## begin RECORDS FOR THE EXERCISE

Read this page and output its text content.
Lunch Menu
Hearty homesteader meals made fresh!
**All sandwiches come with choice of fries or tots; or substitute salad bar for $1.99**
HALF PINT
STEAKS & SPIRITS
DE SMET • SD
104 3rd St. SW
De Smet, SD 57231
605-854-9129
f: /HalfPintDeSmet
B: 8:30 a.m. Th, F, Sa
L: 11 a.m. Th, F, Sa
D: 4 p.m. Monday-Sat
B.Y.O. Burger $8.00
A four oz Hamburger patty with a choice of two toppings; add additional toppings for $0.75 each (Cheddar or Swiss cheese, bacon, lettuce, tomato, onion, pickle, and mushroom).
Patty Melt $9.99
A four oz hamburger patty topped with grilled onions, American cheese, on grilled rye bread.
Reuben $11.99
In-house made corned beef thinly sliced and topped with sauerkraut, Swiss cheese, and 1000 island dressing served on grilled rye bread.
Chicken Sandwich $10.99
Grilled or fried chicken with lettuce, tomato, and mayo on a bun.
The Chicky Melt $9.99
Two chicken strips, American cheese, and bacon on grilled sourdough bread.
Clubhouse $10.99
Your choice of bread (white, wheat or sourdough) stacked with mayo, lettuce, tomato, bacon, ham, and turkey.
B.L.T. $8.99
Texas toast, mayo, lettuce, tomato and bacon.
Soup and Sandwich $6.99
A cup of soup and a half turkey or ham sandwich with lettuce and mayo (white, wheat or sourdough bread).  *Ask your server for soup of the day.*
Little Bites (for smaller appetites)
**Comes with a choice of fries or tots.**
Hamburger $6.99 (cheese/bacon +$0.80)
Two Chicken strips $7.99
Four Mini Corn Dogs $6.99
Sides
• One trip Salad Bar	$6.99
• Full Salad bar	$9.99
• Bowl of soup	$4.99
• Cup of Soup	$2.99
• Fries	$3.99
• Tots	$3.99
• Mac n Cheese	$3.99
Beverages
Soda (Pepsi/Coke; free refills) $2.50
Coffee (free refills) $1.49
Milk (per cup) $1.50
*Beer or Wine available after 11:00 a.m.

## end RECORDS FOR THE EXERCISE

» **CHALLENGE**
Repeat all the entries word for word.

» **EXERCISE ANSWER**
Read this page and output its text content.
Lunch Menu
Hearty homesteader meals made fresh!
**All sandwiches come with choice of fries or tots; or substitute salad bar for $1.99**
HALF PINT
STEAKS & SPIRITS
DE SMET • SD
104 3rd St. SW
De Smet, SD 57231
605-854-9129
f: /HalfPintDeSmet
B: 8:30 a.m. Th, F, Sa
L: 11 a.m. Th, F, Sa
D: 4 p.m. Monday-Sat
B.Y.O. Burger $8.00
A four oz Hamburger patty with a choice of two toppings; add additional toppings for $0.75 each (Cheddar or Swiss cheese, bacon, lettuce, tomato, onion, pickle, and mushroom).
Patty Melt $9.99
A four oz hamburger patty topped with grilled onions, American cheese, on grilled rye bread.
Reuben $11.99
In-house made corned beef thinly sliced and topped with sauerkraut, Swiss cheese, and 1000 island dressing served on grilled rye bread.
Chicken Sandwich $10.99
Grilled or fried chicken with lettuce, tomato, and mayo on a bun.
The Chicky Melt $9.99
Two chicken strips, American cheese, and bacon on grilled sourdough bread.
Clubhouse $10.99
Your choice of bread (white, wheat or sourdough) stacked with mayo, lettuce, tomato, bacon, ham, and turkey.
B.L.T. $8.99
Texas toast, mayo, lettuce, tomato and bacon.
Soup and Sandwich $6.99
A cup of soup and a half turkey or ham sandwich with lettuce and mayo (white, wheat or sourdough bread).  *Ask your server for soup of the day.*
Little Bites (for smaller appetites)
**Comes with a choice of fries or tots.**
Hamburger $6.99 (cheese/bacon +$0.80)
Two Chicken strips $7.99
Four Mini Corn Dogs $6.99
Sides
• One trip Salad Bar	$6.99
• Full Salad bar	$9.99
• Bowl of soup	$4.99
• Cup of Soup	$2.99
• Fries	$3.99
• Tots	$3.99
• Mac n Cheese	$3.99
Beverages
Soda (Pepsi/Coke; free refills) $2.50
Coffee (free refills) $1.49
Milk (per cup) $1.50
*Beer or Wine available after 11:00 a.m.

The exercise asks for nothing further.